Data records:
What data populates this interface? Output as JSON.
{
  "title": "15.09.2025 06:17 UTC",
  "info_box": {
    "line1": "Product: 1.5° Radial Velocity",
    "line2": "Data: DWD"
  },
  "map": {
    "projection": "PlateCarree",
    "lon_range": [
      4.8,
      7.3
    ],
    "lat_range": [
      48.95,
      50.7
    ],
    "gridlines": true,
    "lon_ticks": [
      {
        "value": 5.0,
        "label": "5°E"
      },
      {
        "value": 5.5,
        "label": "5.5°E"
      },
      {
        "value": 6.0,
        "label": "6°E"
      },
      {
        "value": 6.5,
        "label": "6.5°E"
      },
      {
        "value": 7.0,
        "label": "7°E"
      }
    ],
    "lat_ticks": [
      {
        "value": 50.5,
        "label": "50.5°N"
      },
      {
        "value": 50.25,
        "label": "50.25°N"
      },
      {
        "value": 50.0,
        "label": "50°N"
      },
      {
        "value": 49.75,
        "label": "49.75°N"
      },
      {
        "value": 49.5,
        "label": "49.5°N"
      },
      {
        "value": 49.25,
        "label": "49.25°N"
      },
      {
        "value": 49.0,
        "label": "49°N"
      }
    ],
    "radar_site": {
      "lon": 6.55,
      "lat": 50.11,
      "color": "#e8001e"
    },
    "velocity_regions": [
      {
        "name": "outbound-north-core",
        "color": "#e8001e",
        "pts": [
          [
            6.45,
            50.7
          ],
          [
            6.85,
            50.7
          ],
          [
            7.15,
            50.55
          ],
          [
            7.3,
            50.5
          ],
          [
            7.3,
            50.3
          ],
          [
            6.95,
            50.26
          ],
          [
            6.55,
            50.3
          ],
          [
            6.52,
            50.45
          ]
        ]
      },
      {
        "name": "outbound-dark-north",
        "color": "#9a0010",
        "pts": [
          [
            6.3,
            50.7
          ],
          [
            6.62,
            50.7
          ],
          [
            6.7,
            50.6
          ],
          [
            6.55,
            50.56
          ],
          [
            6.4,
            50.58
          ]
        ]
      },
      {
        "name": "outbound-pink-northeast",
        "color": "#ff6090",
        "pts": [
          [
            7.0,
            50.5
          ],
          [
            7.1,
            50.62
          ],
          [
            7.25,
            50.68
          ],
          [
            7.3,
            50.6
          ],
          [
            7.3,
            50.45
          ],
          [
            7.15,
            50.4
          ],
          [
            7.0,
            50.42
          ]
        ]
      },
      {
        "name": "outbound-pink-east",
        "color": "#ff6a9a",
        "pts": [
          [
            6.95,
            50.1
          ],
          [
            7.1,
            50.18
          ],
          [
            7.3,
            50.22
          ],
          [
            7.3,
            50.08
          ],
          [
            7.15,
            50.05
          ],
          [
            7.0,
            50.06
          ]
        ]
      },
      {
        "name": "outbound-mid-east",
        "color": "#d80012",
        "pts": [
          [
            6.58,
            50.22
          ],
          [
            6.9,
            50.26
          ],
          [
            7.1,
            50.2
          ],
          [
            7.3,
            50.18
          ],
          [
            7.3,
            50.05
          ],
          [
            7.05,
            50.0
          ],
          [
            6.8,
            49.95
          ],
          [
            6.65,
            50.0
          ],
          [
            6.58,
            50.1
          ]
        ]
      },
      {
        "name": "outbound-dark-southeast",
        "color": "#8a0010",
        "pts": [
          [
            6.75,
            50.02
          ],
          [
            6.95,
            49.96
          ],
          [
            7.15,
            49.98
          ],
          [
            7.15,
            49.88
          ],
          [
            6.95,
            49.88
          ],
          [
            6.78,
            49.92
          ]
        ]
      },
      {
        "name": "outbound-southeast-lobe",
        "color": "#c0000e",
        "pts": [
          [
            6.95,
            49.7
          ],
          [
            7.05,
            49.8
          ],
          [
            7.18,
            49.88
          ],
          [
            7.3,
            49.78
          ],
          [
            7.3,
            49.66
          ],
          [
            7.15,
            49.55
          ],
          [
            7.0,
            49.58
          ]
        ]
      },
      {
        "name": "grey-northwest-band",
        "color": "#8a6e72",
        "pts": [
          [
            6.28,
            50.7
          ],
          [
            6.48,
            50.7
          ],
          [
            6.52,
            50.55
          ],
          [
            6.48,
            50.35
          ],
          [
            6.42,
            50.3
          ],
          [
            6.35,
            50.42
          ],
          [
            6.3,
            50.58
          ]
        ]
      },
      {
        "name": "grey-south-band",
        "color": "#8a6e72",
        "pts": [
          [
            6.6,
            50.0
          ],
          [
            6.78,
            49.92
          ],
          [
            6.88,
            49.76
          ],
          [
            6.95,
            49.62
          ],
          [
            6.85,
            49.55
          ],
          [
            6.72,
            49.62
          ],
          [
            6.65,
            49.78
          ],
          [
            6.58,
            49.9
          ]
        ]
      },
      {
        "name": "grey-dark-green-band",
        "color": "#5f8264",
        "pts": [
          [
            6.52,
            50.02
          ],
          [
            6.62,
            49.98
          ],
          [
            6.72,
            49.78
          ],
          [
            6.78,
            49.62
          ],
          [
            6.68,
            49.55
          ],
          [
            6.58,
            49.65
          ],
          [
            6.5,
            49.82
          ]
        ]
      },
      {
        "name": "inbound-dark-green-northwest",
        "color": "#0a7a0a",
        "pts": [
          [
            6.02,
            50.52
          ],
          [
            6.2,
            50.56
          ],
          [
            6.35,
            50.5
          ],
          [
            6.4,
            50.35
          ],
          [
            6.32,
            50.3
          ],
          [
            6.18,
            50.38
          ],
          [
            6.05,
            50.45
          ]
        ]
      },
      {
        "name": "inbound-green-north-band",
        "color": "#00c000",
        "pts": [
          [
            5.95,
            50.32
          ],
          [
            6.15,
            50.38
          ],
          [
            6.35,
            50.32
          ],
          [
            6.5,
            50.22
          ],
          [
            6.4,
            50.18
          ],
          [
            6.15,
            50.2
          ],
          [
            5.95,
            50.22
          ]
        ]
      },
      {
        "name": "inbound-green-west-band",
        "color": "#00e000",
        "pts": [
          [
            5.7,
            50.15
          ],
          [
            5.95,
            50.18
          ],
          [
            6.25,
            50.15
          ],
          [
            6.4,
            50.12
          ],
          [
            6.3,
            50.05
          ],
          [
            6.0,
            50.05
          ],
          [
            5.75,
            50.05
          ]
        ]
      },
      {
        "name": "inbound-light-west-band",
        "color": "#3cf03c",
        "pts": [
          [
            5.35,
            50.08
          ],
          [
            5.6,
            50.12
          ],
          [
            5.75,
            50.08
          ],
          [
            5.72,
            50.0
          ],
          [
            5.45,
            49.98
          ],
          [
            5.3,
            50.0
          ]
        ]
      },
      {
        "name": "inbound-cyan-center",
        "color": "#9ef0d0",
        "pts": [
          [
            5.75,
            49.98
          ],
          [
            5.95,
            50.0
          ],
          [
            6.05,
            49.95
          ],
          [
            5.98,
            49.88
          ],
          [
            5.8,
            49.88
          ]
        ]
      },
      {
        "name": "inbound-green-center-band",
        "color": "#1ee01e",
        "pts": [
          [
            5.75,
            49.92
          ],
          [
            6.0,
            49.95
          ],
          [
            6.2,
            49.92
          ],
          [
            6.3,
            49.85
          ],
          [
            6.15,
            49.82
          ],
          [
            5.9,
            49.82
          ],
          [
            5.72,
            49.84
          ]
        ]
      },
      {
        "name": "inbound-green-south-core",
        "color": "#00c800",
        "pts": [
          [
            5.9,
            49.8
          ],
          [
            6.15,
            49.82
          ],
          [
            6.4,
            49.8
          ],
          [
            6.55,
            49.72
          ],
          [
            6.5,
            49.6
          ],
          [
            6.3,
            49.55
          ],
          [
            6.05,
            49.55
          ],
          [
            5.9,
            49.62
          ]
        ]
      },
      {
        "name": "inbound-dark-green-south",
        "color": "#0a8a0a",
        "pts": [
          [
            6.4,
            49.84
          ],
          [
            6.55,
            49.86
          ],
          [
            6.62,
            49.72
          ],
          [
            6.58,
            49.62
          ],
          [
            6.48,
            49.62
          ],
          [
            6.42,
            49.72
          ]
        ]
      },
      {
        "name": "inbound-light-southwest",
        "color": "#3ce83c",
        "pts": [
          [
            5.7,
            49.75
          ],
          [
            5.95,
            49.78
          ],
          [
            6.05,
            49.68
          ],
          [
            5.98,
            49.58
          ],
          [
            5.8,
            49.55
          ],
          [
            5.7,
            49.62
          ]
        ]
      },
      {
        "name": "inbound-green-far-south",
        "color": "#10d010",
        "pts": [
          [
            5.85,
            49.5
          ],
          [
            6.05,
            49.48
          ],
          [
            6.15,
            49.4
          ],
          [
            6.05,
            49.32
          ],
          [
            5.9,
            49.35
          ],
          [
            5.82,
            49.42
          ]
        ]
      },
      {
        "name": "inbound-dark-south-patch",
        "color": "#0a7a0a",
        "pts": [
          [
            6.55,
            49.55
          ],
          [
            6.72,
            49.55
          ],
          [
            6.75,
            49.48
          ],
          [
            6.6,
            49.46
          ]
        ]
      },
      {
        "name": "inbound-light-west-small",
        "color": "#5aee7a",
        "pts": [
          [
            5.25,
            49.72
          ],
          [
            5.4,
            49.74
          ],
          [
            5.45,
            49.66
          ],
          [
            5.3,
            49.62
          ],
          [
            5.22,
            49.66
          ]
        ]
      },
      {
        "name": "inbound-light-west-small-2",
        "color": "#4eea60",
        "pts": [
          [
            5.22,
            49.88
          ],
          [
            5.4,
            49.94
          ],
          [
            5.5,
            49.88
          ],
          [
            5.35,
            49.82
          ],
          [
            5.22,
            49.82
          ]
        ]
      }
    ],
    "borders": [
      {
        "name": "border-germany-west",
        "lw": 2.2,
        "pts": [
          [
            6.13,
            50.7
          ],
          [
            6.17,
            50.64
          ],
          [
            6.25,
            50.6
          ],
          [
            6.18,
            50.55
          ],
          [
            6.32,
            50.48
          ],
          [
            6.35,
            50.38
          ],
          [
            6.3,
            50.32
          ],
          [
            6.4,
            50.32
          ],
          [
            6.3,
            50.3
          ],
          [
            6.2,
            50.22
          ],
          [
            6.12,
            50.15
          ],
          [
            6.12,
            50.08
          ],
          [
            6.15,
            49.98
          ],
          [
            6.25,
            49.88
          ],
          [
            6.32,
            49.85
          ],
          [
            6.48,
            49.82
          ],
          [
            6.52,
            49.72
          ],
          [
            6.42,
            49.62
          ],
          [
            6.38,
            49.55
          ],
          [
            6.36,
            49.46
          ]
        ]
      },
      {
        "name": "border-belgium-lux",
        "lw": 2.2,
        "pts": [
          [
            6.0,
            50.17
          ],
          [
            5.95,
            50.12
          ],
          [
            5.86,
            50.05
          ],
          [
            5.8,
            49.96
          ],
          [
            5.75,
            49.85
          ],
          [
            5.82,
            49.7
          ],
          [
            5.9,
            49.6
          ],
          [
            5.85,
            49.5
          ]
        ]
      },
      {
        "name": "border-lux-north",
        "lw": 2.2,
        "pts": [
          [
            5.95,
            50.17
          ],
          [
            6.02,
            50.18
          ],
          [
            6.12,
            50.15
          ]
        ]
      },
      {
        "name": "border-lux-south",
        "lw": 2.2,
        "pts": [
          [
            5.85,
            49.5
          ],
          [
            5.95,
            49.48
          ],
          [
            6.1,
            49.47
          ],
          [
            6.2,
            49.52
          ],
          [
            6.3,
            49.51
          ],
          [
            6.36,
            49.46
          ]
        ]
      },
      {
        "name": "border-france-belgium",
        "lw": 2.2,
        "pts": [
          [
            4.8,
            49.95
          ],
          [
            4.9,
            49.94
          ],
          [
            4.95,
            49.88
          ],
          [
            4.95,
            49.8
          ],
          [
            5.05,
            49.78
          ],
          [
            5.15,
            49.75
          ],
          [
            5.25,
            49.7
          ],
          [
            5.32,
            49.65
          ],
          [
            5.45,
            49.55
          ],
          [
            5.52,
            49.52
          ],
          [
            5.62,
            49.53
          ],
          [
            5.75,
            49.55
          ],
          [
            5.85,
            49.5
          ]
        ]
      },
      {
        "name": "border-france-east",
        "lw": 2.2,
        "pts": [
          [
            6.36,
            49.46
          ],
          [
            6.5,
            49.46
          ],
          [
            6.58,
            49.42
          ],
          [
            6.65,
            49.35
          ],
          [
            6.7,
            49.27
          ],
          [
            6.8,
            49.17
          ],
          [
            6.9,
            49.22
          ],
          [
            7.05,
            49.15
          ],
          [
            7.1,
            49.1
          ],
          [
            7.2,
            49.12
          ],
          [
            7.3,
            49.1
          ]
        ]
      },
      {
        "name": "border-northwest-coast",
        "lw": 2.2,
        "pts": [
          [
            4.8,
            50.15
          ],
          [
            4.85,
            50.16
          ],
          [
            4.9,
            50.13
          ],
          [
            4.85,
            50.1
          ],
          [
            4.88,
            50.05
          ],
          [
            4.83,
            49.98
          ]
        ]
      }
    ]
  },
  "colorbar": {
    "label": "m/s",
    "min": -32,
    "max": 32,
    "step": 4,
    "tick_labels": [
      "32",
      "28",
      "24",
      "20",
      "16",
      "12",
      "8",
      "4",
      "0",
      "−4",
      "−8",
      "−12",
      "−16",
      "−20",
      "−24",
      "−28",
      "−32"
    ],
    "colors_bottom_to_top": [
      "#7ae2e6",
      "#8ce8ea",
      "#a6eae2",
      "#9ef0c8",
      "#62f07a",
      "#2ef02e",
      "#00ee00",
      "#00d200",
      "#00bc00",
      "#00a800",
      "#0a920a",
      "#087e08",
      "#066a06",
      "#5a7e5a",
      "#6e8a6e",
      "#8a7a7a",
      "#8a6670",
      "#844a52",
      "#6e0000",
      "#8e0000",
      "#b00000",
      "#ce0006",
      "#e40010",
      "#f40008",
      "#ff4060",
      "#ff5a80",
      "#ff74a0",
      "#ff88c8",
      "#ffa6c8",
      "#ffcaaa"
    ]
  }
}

#### Exercise
Extract every line containing the string "green" from the material.

#### Task response
        "name": "grey-dark-green-band",
        "name": "inbound-dark-green-northwest",
        "name": "inbound-green-north-band",
        "name": "inbound-green-west-band",
        "name": "inbound-green-center-band",
        "name": "inbound-green-south-core",
        "name": "inbound-dark-green-south",
        "name": "inbound-green-far-south",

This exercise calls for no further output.